Chart and figure data:
- - -

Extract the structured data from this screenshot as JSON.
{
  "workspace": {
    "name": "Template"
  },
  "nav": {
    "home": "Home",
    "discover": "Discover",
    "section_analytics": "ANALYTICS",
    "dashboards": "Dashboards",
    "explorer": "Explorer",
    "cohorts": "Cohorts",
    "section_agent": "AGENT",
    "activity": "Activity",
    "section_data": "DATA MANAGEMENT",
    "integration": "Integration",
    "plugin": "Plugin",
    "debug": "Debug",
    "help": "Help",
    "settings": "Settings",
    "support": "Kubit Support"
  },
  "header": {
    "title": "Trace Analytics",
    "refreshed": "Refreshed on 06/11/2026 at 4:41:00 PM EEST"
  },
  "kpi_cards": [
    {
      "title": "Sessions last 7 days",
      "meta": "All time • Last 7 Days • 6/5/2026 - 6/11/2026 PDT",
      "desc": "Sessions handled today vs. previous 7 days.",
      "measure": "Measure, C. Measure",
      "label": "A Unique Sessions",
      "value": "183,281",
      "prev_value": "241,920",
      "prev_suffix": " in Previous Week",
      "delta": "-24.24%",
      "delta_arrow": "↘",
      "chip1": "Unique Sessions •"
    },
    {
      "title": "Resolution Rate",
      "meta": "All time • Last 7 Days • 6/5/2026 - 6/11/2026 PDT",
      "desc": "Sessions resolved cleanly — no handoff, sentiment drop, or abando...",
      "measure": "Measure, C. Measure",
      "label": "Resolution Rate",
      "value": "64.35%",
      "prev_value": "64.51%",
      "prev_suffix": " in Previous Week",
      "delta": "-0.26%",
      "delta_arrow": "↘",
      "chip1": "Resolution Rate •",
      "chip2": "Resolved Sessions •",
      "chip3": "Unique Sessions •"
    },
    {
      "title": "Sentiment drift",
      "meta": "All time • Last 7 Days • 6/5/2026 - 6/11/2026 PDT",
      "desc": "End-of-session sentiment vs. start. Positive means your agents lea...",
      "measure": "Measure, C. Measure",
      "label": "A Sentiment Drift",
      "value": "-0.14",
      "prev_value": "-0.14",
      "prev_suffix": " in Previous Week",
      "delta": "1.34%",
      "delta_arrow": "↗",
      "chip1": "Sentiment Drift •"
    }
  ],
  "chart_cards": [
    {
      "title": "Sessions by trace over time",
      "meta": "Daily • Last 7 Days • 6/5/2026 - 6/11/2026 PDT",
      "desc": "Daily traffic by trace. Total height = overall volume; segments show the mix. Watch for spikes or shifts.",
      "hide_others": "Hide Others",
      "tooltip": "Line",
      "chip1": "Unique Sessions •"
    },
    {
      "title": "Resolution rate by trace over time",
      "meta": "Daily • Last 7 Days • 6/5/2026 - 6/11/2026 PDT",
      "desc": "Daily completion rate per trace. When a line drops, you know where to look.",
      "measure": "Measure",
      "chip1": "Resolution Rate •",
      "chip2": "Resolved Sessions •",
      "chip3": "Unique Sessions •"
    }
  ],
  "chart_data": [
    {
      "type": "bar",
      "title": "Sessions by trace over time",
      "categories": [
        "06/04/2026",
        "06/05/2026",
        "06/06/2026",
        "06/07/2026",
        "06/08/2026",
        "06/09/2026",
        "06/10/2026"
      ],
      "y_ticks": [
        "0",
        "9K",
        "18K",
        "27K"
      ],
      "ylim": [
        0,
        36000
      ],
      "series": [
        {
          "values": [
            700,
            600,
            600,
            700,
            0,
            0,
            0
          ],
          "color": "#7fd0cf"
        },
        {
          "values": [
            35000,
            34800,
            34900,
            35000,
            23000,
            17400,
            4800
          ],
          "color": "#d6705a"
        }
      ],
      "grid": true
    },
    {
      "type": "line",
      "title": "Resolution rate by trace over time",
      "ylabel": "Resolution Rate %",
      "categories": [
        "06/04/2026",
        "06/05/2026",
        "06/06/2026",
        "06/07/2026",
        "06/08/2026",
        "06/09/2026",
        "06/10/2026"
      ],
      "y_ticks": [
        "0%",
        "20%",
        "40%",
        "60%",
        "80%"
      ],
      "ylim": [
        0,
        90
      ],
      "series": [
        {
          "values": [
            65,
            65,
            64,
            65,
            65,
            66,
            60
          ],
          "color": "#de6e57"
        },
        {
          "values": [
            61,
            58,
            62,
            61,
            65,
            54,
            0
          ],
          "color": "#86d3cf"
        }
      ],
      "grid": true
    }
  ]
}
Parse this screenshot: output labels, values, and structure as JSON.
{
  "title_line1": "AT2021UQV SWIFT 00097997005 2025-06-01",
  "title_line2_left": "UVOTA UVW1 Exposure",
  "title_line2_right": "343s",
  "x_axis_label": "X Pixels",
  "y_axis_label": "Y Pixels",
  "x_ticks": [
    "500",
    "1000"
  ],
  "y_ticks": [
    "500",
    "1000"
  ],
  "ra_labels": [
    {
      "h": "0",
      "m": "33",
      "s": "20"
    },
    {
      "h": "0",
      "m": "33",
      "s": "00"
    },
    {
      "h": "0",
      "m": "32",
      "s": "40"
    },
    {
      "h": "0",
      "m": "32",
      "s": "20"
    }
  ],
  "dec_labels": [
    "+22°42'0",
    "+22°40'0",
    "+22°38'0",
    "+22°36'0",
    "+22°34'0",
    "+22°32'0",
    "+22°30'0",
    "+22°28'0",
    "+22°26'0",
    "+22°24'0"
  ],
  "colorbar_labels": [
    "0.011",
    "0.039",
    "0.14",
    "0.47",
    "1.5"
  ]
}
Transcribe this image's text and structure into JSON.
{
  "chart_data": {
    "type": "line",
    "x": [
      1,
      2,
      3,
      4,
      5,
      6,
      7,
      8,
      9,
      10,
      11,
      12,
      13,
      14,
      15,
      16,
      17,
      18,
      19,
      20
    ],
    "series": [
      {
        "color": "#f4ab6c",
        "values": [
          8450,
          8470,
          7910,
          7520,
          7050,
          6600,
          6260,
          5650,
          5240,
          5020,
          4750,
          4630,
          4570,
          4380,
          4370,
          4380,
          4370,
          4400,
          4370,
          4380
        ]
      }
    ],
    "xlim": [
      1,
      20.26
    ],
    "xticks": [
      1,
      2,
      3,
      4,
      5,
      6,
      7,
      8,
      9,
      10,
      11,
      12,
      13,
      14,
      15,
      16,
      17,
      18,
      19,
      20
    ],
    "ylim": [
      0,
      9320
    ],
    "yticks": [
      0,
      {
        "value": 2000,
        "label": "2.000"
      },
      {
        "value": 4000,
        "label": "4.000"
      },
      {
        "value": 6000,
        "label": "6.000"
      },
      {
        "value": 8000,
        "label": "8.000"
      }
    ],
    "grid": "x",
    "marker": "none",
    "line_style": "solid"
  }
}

- - -

What is required: Go through the records and show every line with the string "this" in it.

Finished task:
Extract the structured data from this screenshot as JSON.
Parse this screenshot: output labels, values, and structure as JSON.
Transcribe this image's text and structure into JSON.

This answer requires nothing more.